## [Exercise instructions]
Check each line of the data below for the word "ylabel", then extract the ones that have it.

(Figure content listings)
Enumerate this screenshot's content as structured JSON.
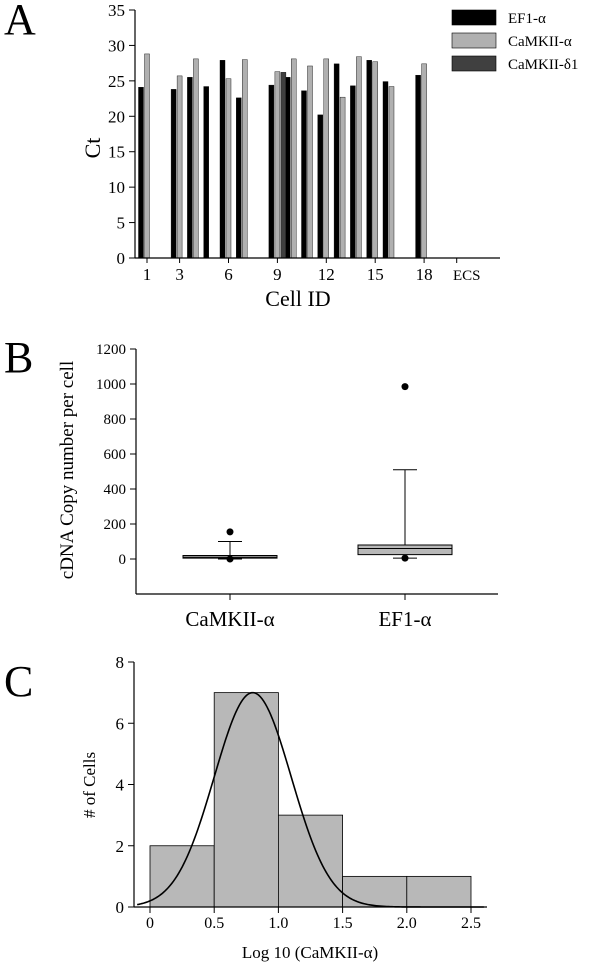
{
  "colors": {
    "ef1": "#000000",
    "camkii_alpha": "#b0b0b0",
    "camkii_delta1": "#404040",
    "box_fill": "#b8b8b8",
    "hist_fill": "#b8b8b8"
  },
  "chart_data": [
    {
      "panel": "A",
      "type": "bar",
      "xlabel": "Cell ID",
      "ylabel": "Ct",
      "ylim": [
        0,
        35
      ],
      "yticks": [
        "0",
        "5",
        "10",
        "15",
        "20",
        "25",
        "30",
        "35"
      ],
      "x_tick_labels": [
        {
          "cell": 1,
          "label": "1"
        },
        {
          "cell": 3,
          "label": "3"
        },
        {
          "cell": 6,
          "label": "6"
        },
        {
          "cell": 9,
          "label": "9"
        },
        {
          "cell": 12,
          "label": "12"
        },
        {
          "cell": 15,
          "label": "15"
        },
        {
          "cell": 18,
          "label": "18"
        },
        {
          "cell": 20,
          "label": "ECS"
        }
      ],
      "cells": [
        1,
        2,
        3,
        4,
        5,
        6,
        7,
        8,
        9,
        10,
        11,
        12,
        13,
        14,
        15,
        16,
        17,
        18,
        19,
        20
      ],
      "legend_position": "top-right",
      "series": [
        {
          "name": "EF1-α",
          "color": "#000000",
          "values": [
            24.1,
            null,
            23.8,
            25.5,
            24.2,
            27.9,
            22.6,
            null,
            24.4,
            25.5,
            23.6,
            20.2,
            27.4,
            24.3,
            27.9,
            24.9,
            null,
            25.8,
            null,
            null
          ]
        },
        {
          "name": "CaMKII-α",
          "color": "#b0b0b0",
          "values": [
            28.8,
            null,
            25.7,
            28.1,
            null,
            25.3,
            28.0,
            null,
            26.3,
            28.1,
            27.1,
            28.1,
            22.7,
            28.4,
            27.7,
            24.2,
            null,
            27.4,
            null,
            null
          ]
        },
        {
          "name": "CaMKII-δ1",
          "color": "#404040",
          "values": [
            null,
            null,
            null,
            null,
            null,
            null,
            null,
            null,
            26.2,
            null,
            null,
            null,
            null,
            null,
            null,
            null,
            null,
            null,
            null,
            null
          ]
        }
      ]
    },
    {
      "panel": "B",
      "type": "box",
      "ylabel": "cDNA Copy number per cell",
      "ylim": [
        -200,
        1200
      ],
      "yticks": [
        "0",
        "200",
        "400",
        "600",
        "800",
        "1000",
        "1200"
      ],
      "boxes": [
        {
          "category": "CaMKII-α",
          "whisker_low": 0,
          "q1": 5,
          "median": 10,
          "q3": 20,
          "whisker_high": 100,
          "outliers": [
            155,
            0
          ]
        },
        {
          "category": "EF1-α",
          "whisker_low": 5,
          "q1": 25,
          "median": 60,
          "q3": 80,
          "whisker_high": 510,
          "outliers": [
            985,
            5
          ]
        }
      ]
    },
    {
      "panel": "C",
      "type": "histogram",
      "xlabel": "Log 10 (CaMKII-α)",
      "ylabel": "# of Cells",
      "xlim": [
        -0.1,
        2.6
      ],
      "ylim": [
        0,
        8
      ],
      "xticks": [
        "0",
        "0.5",
        "1.0",
        "1.5",
        "2.0",
        "2.5"
      ],
      "yticks": [
        "0",
        "2",
        "4",
        "6",
        "8"
      ],
      "bins": [
        {
          "from": 0.0,
          "to": 0.5,
          "count": 2
        },
        {
          "from": 0.5,
          "to": 1.0,
          "count": 7
        },
        {
          "from": 1.0,
          "to": 1.5,
          "count": 3
        },
        {
          "from": 1.5,
          "to": 2.0,
          "count": 1
        },
        {
          "from": 2.0,
          "to": 2.5,
          "count": 1
        }
      ],
      "normal_fit": {
        "mean": 0.8,
        "sd": 0.3,
        "peak": 7.0
      }
    }
  ],
  "panel_labels": {
    "a": "A",
    "b": "B",
    "c": "C"
  }
}
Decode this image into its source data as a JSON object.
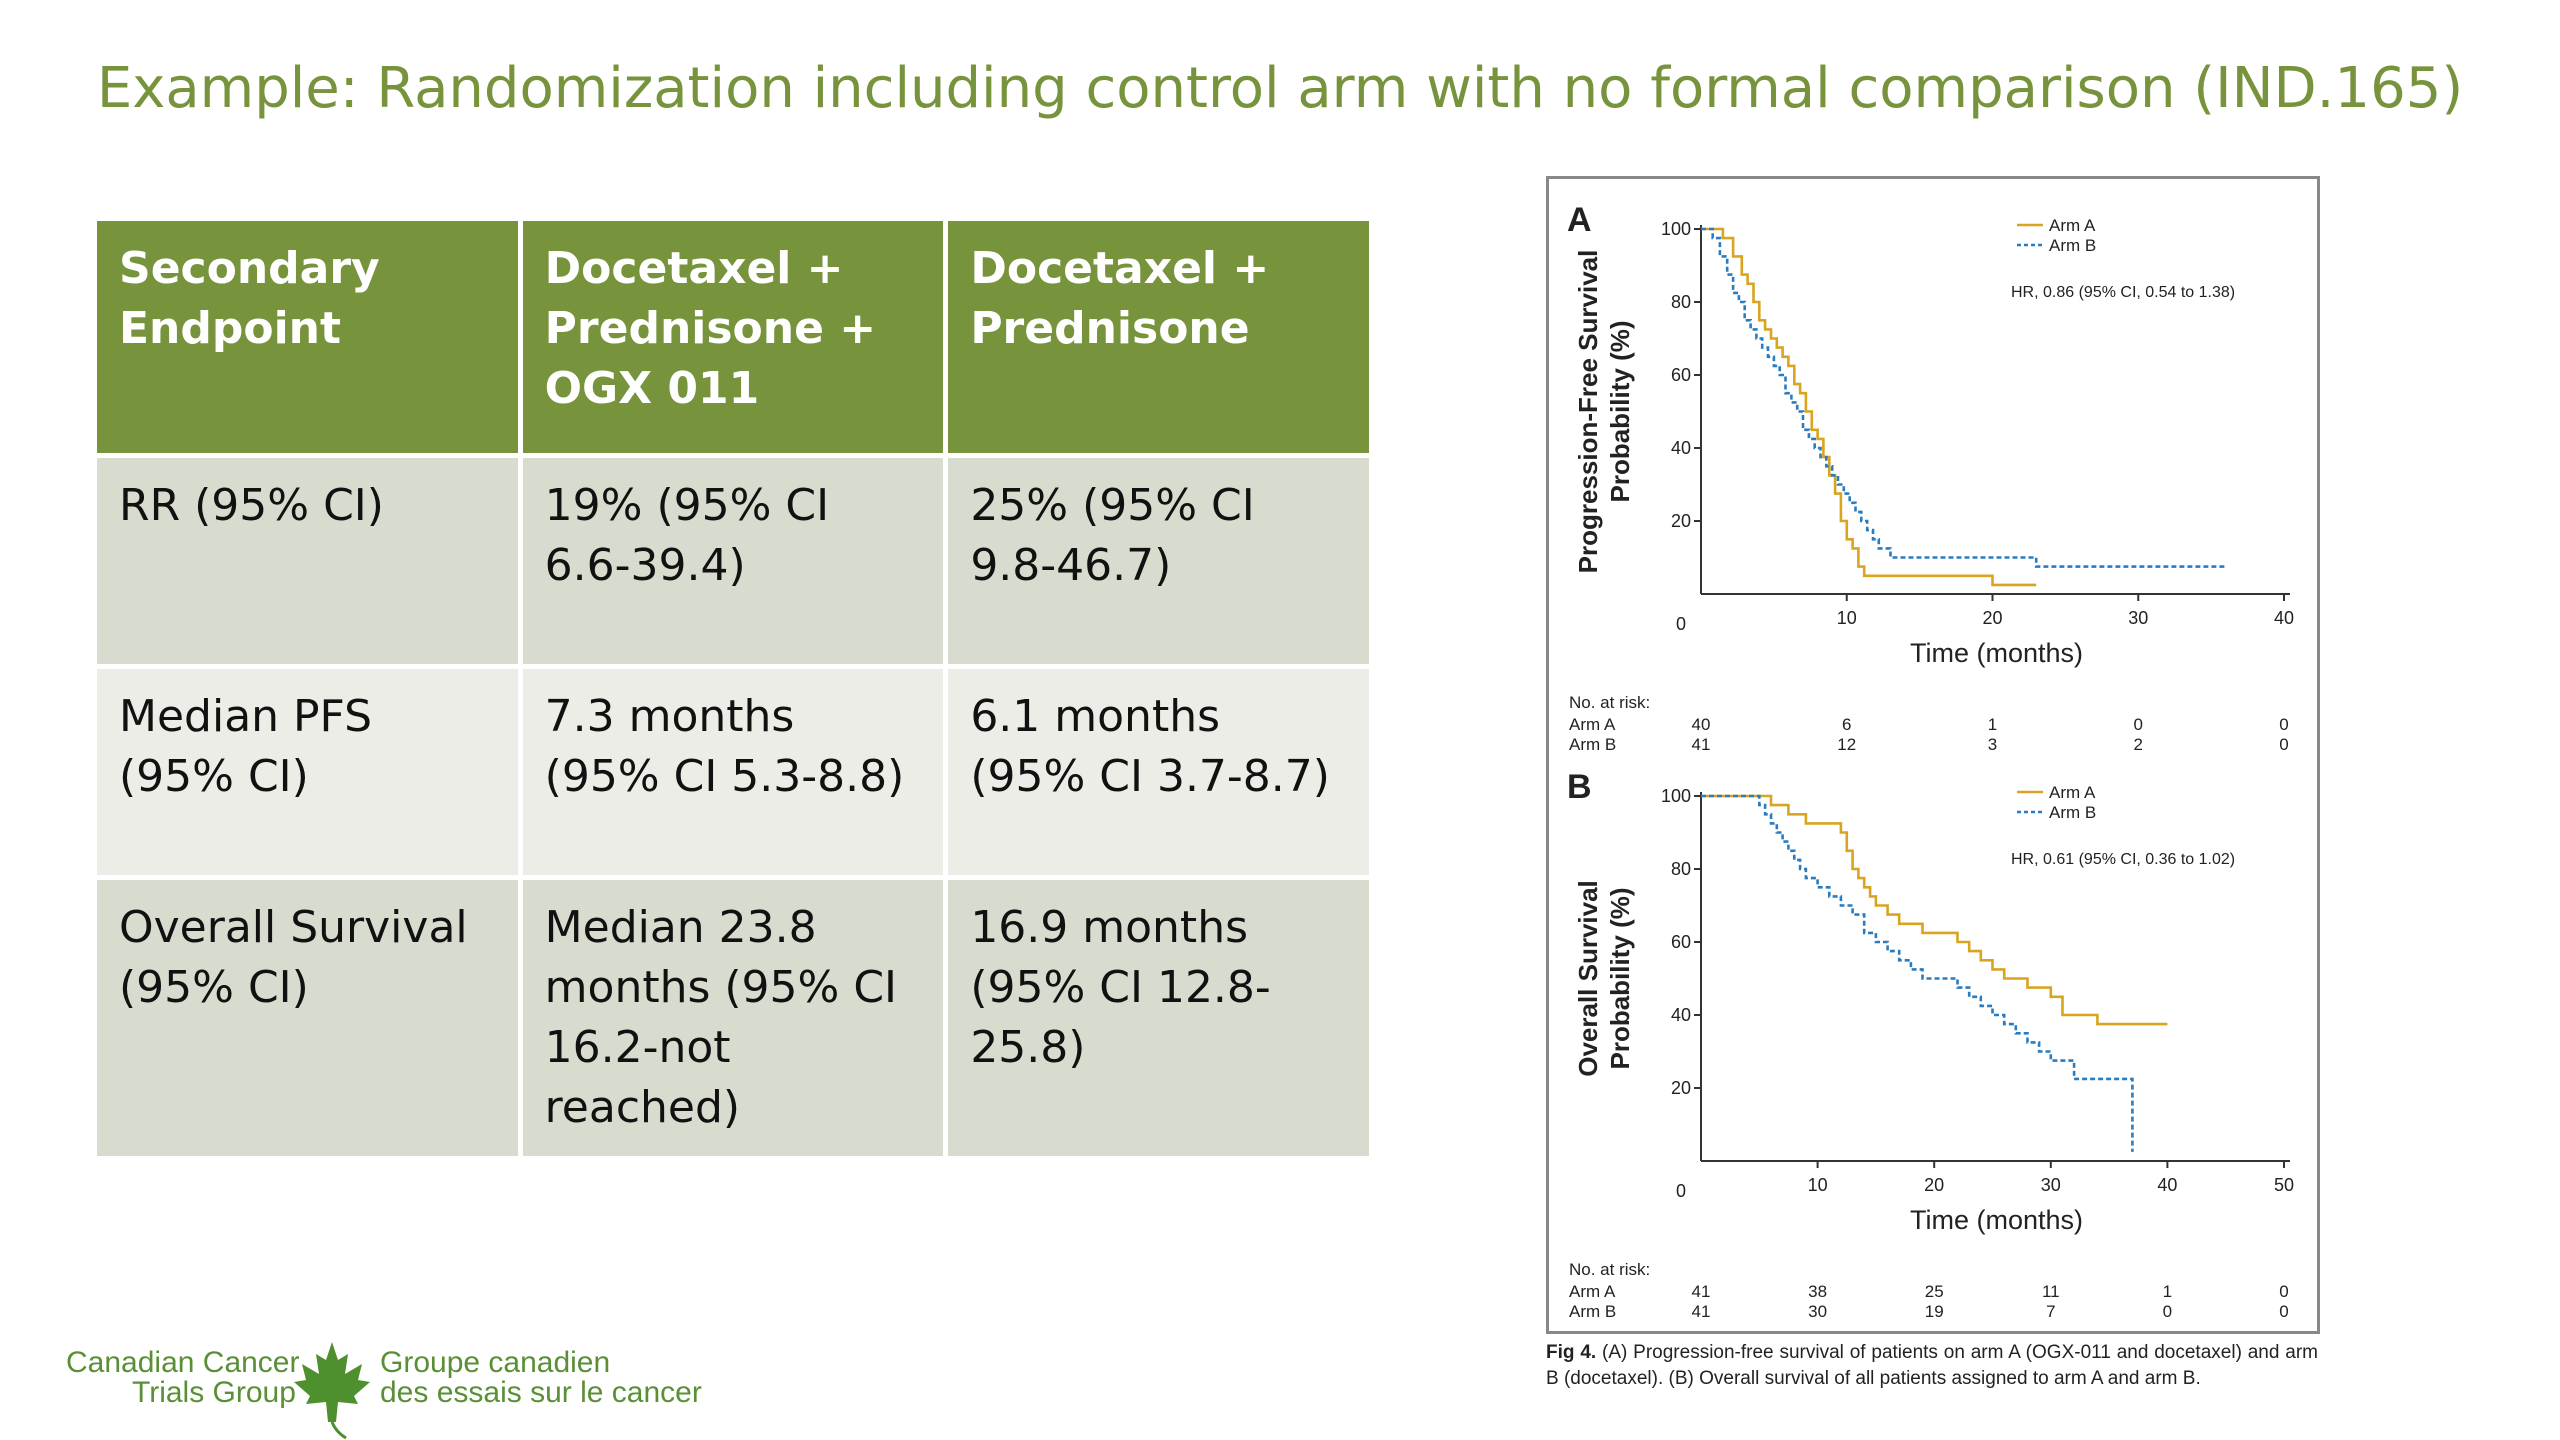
{
  "slide": {
    "title": "Example: Randomization including control arm with no formal comparison (IND.165)"
  },
  "table": {
    "headers": [
      "Secondary Endpoint",
      "Docetaxel + Prednisone + OGX 011",
      "Docetaxel + Prednisone"
    ],
    "rows": [
      [
        "RR (95% CI)",
        "19%  (95% CI 6.6-39.4)",
        "25% (95% CI 9.8-46.7)"
      ],
      [
        "Median PFS (95% CI)",
        "7.3 months (95% CI 5.3-8.8)",
        "6.1 months (95% CI 3.7-8.7)"
      ],
      [
        "Overall Survival (95% CI)",
        "Median 23.8 months (95% CI 16.2-not reached)",
        "16.9 months (95% CI 12.8-25.8)"
      ]
    ]
  },
  "logo": {
    "english_line1": "Canadian Cancer",
    "english_line2": "Trials Group",
    "french_line1": "Groupe canadien",
    "french_line2": "des essais sur le cancer"
  },
  "caption": {
    "lead": "Fig 4.",
    "text": " (A) Progression-free survival of patients on arm A (OGX-011 and docetaxel) and arm B (docetaxel). (B) Overall survival of all patients assigned to arm A and arm B."
  },
  "colors": {
    "title_green": "#77933c",
    "header_green": "#77933c",
    "row_odd": "#d7dccf",
    "row_even": "#ebede6",
    "arm_a": "#d9a520",
    "arm_b": "#2a7cc0"
  },
  "chart_data": [
    {
      "type": "line",
      "panel_label": "A",
      "xlabel": "Time (months)",
      "ylabel": [
        "Progression-Free Survival",
        "Probability (%)"
      ],
      "xlim": [
        0,
        40
      ],
      "ylim": [
        0,
        100
      ],
      "xticks": [
        10,
        20,
        30,
        40
      ],
      "yticks": [
        20,
        40,
        60,
        80,
        100
      ],
      "zero_label": "0",
      "legend": [
        "Arm A",
        "Arm B"
      ],
      "legend_position": "top-right",
      "hr_text": "HR, 0.86 (95% CI, 0.54 to 1.38)",
      "risk_title": "No. at risk:",
      "risk_rows": [
        {
          "label": "Arm A",
          "values": [
            "40",
            "6",
            "1",
            "0",
            "0"
          ]
        },
        {
          "label": "Arm B",
          "values": [
            "41",
            "12",
            "3",
            "2",
            "0"
          ]
        }
      ],
      "risk_times": [
        0,
        10,
        20,
        30,
        40
      ],
      "series": [
        {
          "name": "Arm A",
          "style": "solid",
          "x": [
            0,
            1.5,
            2.2,
            2.8,
            3.2,
            3.6,
            4.0,
            4.4,
            4.8,
            5.2,
            5.6,
            6.0,
            6.4,
            6.8,
            7.2,
            7.6,
            8.0,
            8.4,
            8.8,
            9.2,
            9.6,
            10.0,
            10.4,
            10.8,
            11.2,
            11.6,
            12.2,
            14.0,
            16.0,
            20.0,
            23.0
          ],
          "y": [
            100,
            97.5,
            92.5,
            87.5,
            85,
            80,
            75,
            72.5,
            70,
            67.5,
            65,
            62.5,
            57.5,
            55,
            50,
            45,
            42.5,
            37.5,
            32.5,
            27.5,
            20,
            15,
            12.5,
            7.5,
            5,
            5,
            5,
            5,
            5,
            2.5,
            2.5
          ]
        },
        {
          "name": "Arm B",
          "style": "dashed",
          "x": [
            0,
            0.8,
            1.3,
            1.8,
            2.2,
            2.6,
            3.0,
            3.4,
            3.8,
            4.2,
            4.6,
            5.0,
            5.4,
            5.8,
            6.2,
            6.6,
            7.0,
            7.4,
            7.8,
            8.2,
            8.6,
            9.0,
            9.4,
            9.8,
            10.2,
            10.6,
            11.0,
            11.4,
            11.8,
            12.2,
            13.0,
            15.0,
            19.0,
            23.0,
            26.0,
            30.0,
            36.0
          ],
          "y": [
            100,
            97.5,
            92.5,
            87.5,
            82.5,
            80,
            75,
            72.5,
            70,
            67.5,
            65,
            62.5,
            60,
            55,
            52.5,
            50,
            45,
            42.5,
            40,
            37.5,
            35,
            32.5,
            30,
            27.5,
            25,
            22.5,
            20,
            17.5,
            15,
            12.5,
            10,
            10,
            10,
            7.5,
            7.5,
            7.5,
            7.5
          ]
        }
      ]
    },
    {
      "type": "line",
      "panel_label": "B",
      "xlabel": "Time (months)",
      "ylabel": [
        "Overall Survival",
        "Probability (%)"
      ],
      "xlim": [
        0,
        50
      ],
      "ylim": [
        0,
        100
      ],
      "xticks": [
        10,
        20,
        30,
        40,
        50
      ],
      "yticks": [
        20,
        40,
        60,
        80,
        100
      ],
      "zero_label": "0",
      "legend": [
        "Arm A",
        "Arm B"
      ],
      "legend_position": "top-right",
      "hr_text": "HR, 0.61 (95% CI, 0.36 to 1.02)",
      "risk_title": "No. at risk:",
      "risk_rows": [
        {
          "label": "Arm A",
          "values": [
            "41",
            "38",
            "25",
            "11",
            "1",
            "0"
          ]
        },
        {
          "label": "Arm B",
          "values": [
            "41",
            "30",
            "19",
            "7",
            "0",
            "0"
          ]
        }
      ],
      "risk_times": [
        0,
        10,
        20,
        30,
        40,
        50
      ],
      "series": [
        {
          "name": "Arm A",
          "style": "solid",
          "x": [
            0,
            4.0,
            6.0,
            7.5,
            9.0,
            11.0,
            12.0,
            12.5,
            13.0,
            13.5,
            14.0,
            14.5,
            15.0,
            16.0,
            17.0,
            18.0,
            19.0,
            20.0,
            22.0,
            23.0,
            24.0,
            25.0,
            26.0,
            27.0,
            28.0,
            30.0,
            31.0,
            33.0,
            34.0,
            40.0
          ],
          "y": [
            100,
            100,
            97.5,
            95,
            92.5,
            92.5,
            90,
            85,
            80,
            77.5,
            75,
            72.5,
            70,
            67.5,
            65,
            65,
            62.5,
            62.5,
            60,
            57.5,
            55,
            52.5,
            50,
            50,
            47.5,
            45,
            40,
            40,
            37.5,
            37.5
          ]
        },
        {
          "name": "Arm B",
          "style": "dashed",
          "x": [
            0,
            4.0,
            5.0,
            5.5,
            6.0,
            6.5,
            7.0,
            7.5,
            8.0,
            8.5,
            9.0,
            10.0,
            11.0,
            12.0,
            13.0,
            14.0,
            15.0,
            16.0,
            17.0,
            18.0,
            19.0,
            20.0,
            22.0,
            23.0,
            24.0,
            25.0,
            26.0,
            27.0,
            28.0,
            29.0,
            30.0,
            32.0,
            37.0,
            37.0
          ],
          "y": [
            100,
            100,
            97.5,
            95,
            92.5,
            90,
            87.5,
            85,
            82.5,
            80,
            77.5,
            75,
            72.5,
            70,
            67.5,
            62.5,
            60,
            57.5,
            55,
            52.5,
            50,
            50,
            47.5,
            45,
            42.5,
            40,
            37.5,
            35,
            32.5,
            30,
            27.5,
            22.5,
            22.5,
            2.5
          ]
        }
      ]
    }
  ]
}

## [Exercise output]
      "ylabel": "Ct",
      "ylabel": "cDNA Copy number per cell",
      "ylabel": "# of Cells",
      "ylabel": [
      "ylabel": [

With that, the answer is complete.